## Records provided
···
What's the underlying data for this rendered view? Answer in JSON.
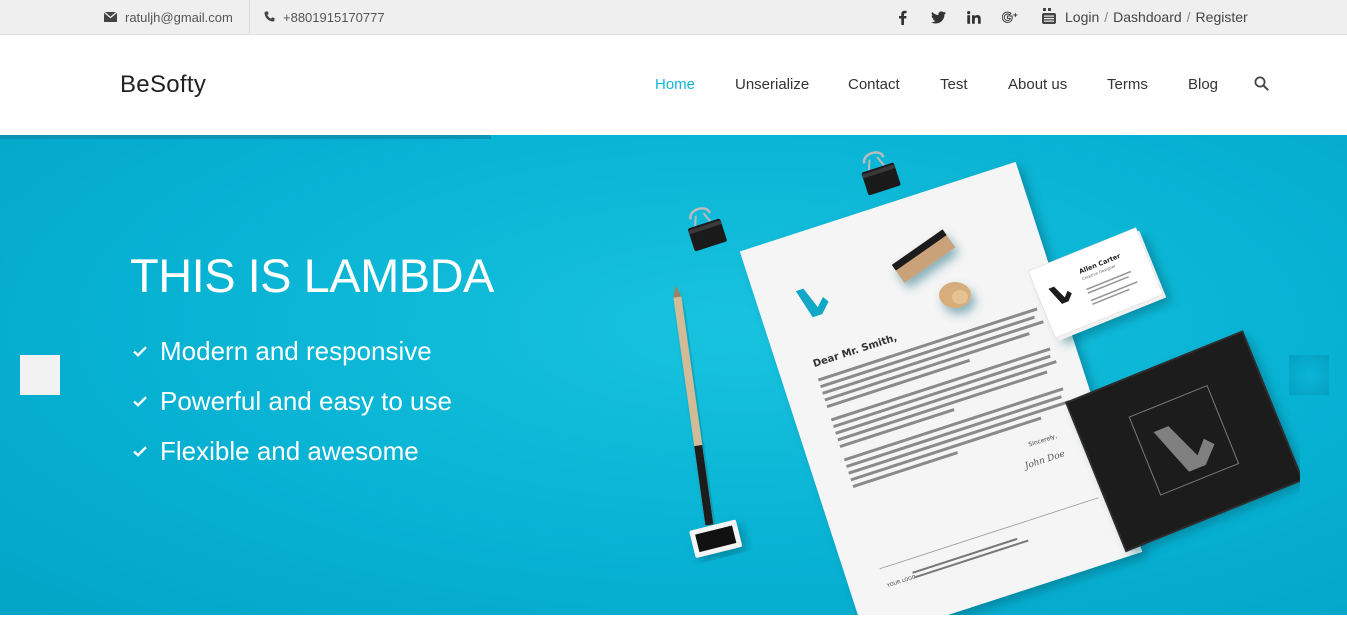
{
  "topbar": {
    "email": "ratuljh@gmail.com",
    "phone": "+8801915170777",
    "social_icons": [
      "facebook-icon",
      "twitter-icon",
      "linkedin-icon",
      "google-plus-icon"
    ],
    "account": {
      "login": "Login",
      "separator": "/",
      "dashboard": "Dashdoard",
      "register": "Register"
    }
  },
  "navbar": {
    "brand": "BeSofty",
    "menu": [
      {
        "label": "Home",
        "active": true
      },
      {
        "label": "Unserialize"
      },
      {
        "label": "Contact"
      },
      {
        "label": "Test"
      },
      {
        "label": "About us"
      },
      {
        "label": "Terms"
      },
      {
        "label": "Blog"
      }
    ]
  },
  "hero": {
    "title": "THIS IS LAMBDA",
    "features": [
      "Modern and responsive",
      "Powerful and easy to use",
      "Flexible and awesome"
    ],
    "accent_color": "#07b2d3",
    "mockup": {
      "letter_greeting": "Dear Mr. Smith,",
      "letter_closing": "Sincerely,",
      "letter_signature": "John Doe",
      "card_name": "Allen Carter",
      "card_title": "Creative Designer",
      "footer_logo": "YOUR LOGO"
    }
  }
}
···
## Brief
Using the records above, pull out each line where the word "label" occurs.

## Reply
        "label": "Home",
        "label": "Unserialize"
        "label": "Contact"
        "label": "Test"
        "label": "About us"
        "label": "Terms"
        "label": "Blog"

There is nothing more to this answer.